* **Collection entries**
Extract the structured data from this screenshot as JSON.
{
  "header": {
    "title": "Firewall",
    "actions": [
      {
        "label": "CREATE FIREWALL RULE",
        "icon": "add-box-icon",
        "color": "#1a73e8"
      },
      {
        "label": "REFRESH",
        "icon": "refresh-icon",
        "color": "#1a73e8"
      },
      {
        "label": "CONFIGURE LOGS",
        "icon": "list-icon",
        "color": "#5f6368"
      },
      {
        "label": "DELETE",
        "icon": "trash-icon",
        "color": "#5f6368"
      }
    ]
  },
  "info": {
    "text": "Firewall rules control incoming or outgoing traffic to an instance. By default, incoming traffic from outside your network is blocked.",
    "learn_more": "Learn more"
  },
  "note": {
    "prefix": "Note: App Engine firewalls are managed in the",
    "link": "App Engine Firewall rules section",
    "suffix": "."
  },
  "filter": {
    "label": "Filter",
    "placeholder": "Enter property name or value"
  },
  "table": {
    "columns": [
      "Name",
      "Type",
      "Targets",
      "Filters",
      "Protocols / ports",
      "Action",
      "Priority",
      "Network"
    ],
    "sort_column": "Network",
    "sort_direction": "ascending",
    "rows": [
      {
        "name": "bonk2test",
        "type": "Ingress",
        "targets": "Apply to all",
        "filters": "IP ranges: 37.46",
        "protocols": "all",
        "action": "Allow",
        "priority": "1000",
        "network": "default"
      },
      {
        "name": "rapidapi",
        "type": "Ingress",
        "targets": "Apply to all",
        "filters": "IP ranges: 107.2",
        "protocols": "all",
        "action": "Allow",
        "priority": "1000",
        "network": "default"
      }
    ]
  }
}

* **What is being asked**
Using the listing above, list every line in which the string "Engine" occurs.

* **Answer to the exercise**
    "prefix": "Note: App Engine firewalls are managed in the",
    "link": "App Engine Firewall rules section",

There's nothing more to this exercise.